TO BE DONE:
All lines featuring the string "Livros" are to be listed.

DATASET CONTENT:
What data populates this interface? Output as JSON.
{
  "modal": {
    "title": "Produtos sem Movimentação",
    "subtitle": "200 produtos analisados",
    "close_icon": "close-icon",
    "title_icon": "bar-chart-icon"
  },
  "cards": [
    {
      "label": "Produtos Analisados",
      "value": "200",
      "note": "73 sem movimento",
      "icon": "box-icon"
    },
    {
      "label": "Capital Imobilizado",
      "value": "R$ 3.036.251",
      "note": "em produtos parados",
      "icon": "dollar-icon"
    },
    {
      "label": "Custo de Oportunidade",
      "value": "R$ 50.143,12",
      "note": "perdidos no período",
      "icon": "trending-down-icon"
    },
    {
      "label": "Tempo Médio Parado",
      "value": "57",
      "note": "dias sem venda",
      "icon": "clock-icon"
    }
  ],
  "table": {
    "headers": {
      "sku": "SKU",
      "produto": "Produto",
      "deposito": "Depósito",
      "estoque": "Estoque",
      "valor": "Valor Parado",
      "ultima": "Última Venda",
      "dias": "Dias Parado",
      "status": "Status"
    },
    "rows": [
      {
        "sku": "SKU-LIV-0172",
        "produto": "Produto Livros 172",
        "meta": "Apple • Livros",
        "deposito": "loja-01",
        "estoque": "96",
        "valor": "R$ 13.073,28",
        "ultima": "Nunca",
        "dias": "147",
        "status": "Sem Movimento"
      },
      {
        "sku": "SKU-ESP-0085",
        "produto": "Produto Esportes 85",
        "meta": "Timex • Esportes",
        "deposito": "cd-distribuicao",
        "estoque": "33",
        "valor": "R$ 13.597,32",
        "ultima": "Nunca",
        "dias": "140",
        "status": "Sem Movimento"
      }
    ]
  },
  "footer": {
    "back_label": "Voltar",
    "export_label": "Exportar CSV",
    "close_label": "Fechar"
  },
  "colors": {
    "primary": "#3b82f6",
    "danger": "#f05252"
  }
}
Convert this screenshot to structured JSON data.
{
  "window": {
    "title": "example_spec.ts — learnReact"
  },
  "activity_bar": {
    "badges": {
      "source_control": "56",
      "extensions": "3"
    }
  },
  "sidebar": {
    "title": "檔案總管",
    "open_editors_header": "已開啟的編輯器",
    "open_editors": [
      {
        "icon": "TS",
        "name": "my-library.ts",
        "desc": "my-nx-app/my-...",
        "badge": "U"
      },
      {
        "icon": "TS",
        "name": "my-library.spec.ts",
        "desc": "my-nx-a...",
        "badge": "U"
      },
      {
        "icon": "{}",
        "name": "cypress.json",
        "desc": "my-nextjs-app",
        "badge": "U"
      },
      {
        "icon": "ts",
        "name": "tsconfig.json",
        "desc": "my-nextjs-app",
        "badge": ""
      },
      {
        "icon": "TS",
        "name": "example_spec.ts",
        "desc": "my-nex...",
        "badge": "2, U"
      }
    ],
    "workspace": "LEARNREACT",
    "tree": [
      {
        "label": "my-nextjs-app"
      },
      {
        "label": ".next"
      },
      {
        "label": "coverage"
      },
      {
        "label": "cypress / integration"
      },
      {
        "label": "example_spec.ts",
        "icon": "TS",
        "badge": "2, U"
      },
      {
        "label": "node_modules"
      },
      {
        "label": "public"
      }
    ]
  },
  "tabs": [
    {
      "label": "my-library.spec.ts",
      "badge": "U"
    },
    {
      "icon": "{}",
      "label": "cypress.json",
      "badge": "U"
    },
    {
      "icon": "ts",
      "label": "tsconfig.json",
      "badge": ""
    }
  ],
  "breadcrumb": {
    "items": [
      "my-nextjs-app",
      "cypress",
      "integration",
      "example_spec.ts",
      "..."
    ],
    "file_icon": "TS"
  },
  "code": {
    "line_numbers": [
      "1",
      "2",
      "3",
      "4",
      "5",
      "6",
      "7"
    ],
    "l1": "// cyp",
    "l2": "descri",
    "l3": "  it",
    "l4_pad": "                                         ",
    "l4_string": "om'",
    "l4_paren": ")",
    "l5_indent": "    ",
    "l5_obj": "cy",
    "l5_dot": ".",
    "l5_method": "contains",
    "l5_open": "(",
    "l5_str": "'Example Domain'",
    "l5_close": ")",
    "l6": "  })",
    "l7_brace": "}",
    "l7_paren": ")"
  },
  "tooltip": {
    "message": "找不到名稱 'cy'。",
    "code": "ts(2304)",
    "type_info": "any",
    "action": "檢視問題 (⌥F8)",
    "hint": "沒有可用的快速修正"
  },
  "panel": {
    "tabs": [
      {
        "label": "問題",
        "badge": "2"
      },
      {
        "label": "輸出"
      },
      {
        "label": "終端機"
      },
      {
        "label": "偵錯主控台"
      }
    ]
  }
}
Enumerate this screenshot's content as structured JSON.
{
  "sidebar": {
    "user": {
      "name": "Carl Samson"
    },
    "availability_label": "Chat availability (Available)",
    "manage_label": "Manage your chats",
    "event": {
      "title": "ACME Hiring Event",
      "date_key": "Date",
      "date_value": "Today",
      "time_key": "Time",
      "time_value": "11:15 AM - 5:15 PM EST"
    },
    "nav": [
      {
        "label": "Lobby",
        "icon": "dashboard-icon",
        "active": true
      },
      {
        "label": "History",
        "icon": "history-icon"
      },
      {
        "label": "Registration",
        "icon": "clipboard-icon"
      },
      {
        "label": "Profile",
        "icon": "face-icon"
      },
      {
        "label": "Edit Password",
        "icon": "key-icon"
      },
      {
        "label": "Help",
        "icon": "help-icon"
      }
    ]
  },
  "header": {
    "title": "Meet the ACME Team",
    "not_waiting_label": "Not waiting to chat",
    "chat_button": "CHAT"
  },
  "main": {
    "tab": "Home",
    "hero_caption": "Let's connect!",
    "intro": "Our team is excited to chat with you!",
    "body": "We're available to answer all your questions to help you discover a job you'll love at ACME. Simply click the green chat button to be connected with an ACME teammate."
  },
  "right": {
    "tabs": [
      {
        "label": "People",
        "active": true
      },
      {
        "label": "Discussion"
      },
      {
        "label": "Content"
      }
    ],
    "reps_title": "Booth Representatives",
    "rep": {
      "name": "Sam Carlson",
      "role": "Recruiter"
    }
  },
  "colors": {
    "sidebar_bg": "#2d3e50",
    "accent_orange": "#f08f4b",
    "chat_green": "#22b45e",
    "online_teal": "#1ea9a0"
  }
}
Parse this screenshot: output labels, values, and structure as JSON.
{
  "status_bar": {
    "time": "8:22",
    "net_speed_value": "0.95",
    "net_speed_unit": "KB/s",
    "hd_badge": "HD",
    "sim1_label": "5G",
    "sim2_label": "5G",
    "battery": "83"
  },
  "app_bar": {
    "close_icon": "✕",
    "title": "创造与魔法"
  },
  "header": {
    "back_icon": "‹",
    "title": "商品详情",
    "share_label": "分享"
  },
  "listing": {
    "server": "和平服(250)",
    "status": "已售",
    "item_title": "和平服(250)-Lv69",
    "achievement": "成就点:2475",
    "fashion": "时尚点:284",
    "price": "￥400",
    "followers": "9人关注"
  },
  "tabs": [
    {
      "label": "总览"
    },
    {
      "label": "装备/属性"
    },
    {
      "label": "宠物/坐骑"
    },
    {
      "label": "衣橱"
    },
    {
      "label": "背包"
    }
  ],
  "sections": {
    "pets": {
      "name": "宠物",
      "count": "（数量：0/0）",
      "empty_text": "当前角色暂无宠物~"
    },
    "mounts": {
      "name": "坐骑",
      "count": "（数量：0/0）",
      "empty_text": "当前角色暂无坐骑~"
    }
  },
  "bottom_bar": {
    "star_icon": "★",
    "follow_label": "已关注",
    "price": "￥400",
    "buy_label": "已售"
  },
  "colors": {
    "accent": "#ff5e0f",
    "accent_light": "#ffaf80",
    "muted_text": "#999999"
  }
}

SOLUTION FOR THIS PROBLEM:
        "produto": "Produto Livros 172",
        "meta": "Apple • Livros",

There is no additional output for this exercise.